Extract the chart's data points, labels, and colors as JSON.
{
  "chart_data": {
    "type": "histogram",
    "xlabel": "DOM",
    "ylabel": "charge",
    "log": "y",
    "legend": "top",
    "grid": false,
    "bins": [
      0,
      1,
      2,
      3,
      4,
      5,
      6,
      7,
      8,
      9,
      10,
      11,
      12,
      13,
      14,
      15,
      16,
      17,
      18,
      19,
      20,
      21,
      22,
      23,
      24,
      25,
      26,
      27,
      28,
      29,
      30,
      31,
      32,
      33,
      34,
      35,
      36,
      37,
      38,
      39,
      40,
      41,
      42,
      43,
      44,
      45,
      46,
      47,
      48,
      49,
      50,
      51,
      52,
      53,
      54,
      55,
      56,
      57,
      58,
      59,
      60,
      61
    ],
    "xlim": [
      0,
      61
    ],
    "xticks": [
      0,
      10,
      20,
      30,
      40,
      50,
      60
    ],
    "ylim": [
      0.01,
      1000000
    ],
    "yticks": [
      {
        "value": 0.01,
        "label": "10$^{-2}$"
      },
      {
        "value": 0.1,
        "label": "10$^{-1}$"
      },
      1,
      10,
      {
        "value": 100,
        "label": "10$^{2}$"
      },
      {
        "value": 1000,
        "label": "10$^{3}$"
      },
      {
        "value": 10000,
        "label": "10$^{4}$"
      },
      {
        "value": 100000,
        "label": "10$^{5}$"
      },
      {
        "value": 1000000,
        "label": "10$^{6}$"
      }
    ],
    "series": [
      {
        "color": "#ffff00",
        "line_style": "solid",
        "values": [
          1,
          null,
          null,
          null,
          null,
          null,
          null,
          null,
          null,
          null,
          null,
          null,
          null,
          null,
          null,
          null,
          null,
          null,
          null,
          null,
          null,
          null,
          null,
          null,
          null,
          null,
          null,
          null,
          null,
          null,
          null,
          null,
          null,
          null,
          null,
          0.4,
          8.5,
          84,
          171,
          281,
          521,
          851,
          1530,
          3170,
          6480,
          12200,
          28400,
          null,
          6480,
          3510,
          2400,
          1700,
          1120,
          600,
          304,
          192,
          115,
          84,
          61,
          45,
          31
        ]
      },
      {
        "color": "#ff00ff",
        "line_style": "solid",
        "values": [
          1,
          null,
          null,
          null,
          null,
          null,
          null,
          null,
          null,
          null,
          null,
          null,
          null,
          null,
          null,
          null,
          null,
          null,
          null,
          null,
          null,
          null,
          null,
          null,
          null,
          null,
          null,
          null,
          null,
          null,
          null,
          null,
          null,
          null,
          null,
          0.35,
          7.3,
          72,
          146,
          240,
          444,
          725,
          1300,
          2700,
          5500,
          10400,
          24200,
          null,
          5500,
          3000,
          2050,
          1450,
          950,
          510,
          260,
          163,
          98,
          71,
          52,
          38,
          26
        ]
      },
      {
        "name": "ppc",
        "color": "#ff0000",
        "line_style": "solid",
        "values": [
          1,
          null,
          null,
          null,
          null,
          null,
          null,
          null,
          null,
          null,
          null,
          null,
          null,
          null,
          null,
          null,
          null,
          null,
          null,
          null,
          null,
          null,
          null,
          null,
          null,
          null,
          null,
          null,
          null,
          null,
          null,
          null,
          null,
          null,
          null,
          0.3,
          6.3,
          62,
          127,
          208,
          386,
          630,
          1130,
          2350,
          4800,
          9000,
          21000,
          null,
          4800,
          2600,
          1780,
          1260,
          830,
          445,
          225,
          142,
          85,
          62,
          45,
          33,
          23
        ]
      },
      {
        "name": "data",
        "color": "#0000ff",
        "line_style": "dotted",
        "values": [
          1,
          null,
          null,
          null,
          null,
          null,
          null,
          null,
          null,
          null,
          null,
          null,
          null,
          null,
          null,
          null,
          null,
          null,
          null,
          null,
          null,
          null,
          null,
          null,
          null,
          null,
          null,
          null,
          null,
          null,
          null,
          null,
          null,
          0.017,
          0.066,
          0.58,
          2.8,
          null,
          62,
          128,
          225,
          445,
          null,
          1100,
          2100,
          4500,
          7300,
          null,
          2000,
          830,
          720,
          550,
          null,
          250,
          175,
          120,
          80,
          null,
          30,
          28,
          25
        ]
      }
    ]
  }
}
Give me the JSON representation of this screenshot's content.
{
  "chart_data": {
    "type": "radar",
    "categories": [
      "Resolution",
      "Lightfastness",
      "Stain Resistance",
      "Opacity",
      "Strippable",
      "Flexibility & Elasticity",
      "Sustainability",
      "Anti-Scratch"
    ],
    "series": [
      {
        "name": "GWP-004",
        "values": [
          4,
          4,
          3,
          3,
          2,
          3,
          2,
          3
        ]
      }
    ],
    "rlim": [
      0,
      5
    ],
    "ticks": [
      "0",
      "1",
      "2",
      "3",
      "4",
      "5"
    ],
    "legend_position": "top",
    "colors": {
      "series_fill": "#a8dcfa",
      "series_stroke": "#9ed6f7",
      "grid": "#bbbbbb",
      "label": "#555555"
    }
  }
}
******
# [YOUR GOAL]
Repeat back the data above, exact to the last character.

# [SOLUTION BELOW]
Extract the chart's data points, labels, and colors as JSON.
{
  "chart_data": {
    "type": "histogram",
    "xlabel": "DOM",
    "ylabel": "charge",
    "log": "y",
    "legend": "top",
    "grid": false,
    "bins": [
      0,
      1,
      2,
      3,
      4,
      5,
      6,
      7,
      8,
      9,
      10,
      11,
      12,
      13,
      14,
      15,
      16,
      17,
      18,
      19,
      20,
      21,
      22,
      23,
      24,
      25,
      26,
      27,
      28,
      29,
      30,
      31,
      32,
      33,
      34,
      35,
      36,
      37,
      38,
      39,
      40,
      41,
      42,
      43,
      44,
      45,
      46,
      47,
      48,
      49,
      50,
      51,
      52,
      53,
      54,
      55,
      56,
      57,
      58,
      59,
      60,
      61
    ],
    "xlim": [
      0,
      61
    ],
    "xticks": [
      0,
      10,
      20,
      30,
      40,
      50,
      60
    ],
    "ylim": [
      0.01,
      1000000
    ],
    "yticks": [
      {
        "value": 0.01,
        "label": "10$^{-2}$"
      },
      {
        "value": 0.1,
        "label": "10$^{-1}$"
      },
      1,
      10,
      {
        "value": 100,
        "label": "10$^{2}$"
      },
      {
        "value": 1000,
        "label": "10$^{3}$"
      },
      {
        "value": 10000,
        "label": "10$^{4}$"
      },
      {
        "value": 100000,
        "label": "10$^{5}$"
      },
      {
        "value": 1000000,
        "label": "10$^{6}$"
      }
    ],
    "series": [
      {
        "color": "#ffff00",
        "line_style": "solid",
        "values": [
          1,
          null,
          null,
          null,
          null,
          null,
          null,
          null,
          null,
          null,
          null,
          null,
          null,
          null,
          null,
          null,
          null,
          null,
          null,
          null,
          null,
          null,
          null,
          null,
          null,
          null,
          null,
          null,
          null,
          null,
          null,
          null,
          null,
          null,
          null,
          0.4,
          8.5,
          84,
          171,
          281,
          521,
          851,
          1530,
          3170,
          6480,
          12200,
          28400,
          null,
          6480,
          3510,
          2400,
          1700,
          1120,
          600,
          304,
          192,
          115,
          84,
          61,
          45,
          31
        ]
      },
      {
        "color": "#ff00ff",
        "line_style": "solid",
        "values": [
          1,
          null,
          null,
          null,
          null,
          null,
          null,
          null,
          null,
          null,
          null,
          null,
          null,
          null,
          null,
          null,
          null,
          null,
          null,
          null,
          null,
          null,
          null,
          null,
          null,
          null,
          null,
          null,
          null,
          null,
          null,
          null,
          null,
          null,
          null,
          0.35,
          7.3,
          72,
          146,
          240,
          444,
          725,
          1300,
          2700,
          5500,
          10400,
          24200,
          null,
          5500,
          3000,
          2050,
          1450,
          950,
          510,
          260,
          163,
          98,
          71,
          52,
          38,
          26
        ]
      },
      {
        "name": "ppc",
        "color": "#ff0000",
        "line_style": "solid",
        "values": [
          1,
          null,
          null,
          null,
          null,
          null,
          null,
          null,
          null,
          null,
          null,
          null,
          null,
          null,
          null,
          null,
          null,
          null,
          null,
          null,
          null,
          null,
          null,
          null,
          null,
          null,
          null,
          null,
          null,
          null,
          null,
          null,
          null,
          null,
          null,
          0.3,
          6.3,
          62,
          127,
          208,
          386,
          630,
          1130,
          2350,
          4800,
          9000,
          21000,
          null,
          4800,
          2600,
          1780,
          1260,
          830,
          445,
          225,
          142,
          85,
          62,
          45,
          33,
          23
        ]
      },
      {
        "name": "data",
        "color": "#0000ff",
        "line_style": "dotted",
        "values": [
          1,
          null,
          null,
          null,
          null,
          null,
          null,
          null,
          null,
          null,
          null,
          null,
          null,
          null,
          null,
          null,
          null,
          null,
          null,
          null,
          null,
          null,
          null,
          null,
          null,
          null,
          null,
          null,
          null,
          null,
          null,
          null,
          null,
          0.017,
          0.066,
          0.58,
          2.8,
          null,
          62,
          128,
          225,
          445,
          null,
          1100,
          2100,
          4500,
          7300,
          null,
          2000,
          830,
          720,
          550,
          null,
          250,
          175,
          120,
          80,
          null,
          30,
          28,
          25
        ]
      }
    ]
  }
}
Give me the JSON representation of this screenshot's content.
{
  "chart_data": {
    "type": "radar",
    "categories": [
      "Resolution",
      "Lightfastness",
      "Stain Resistance",
      "Opacity",
      "Strippable",
      "Flexibility & Elasticity",
      "Sustainability",
      "Anti-Scratch"
    ],
    "series": [
      {
        "name": "GWP-004",
        "values": [
          4,
          4,
          3,
          3,
          2,
          3,
          2,
          3
        ]
      }
    ],
    "rlim": [
      0,
      5
    ],
    "ticks": [
      "0",
      "1",
      "2",
      "3",
      "4",
      "5"
    ],
    "legend_position": "top",
    "colors": {
      "series_fill": "#a8dcfa",
      "series_stroke": "#9ed6f7",
      "grid": "#bbbbbb",
      "label": "#555555"
    }
  }
}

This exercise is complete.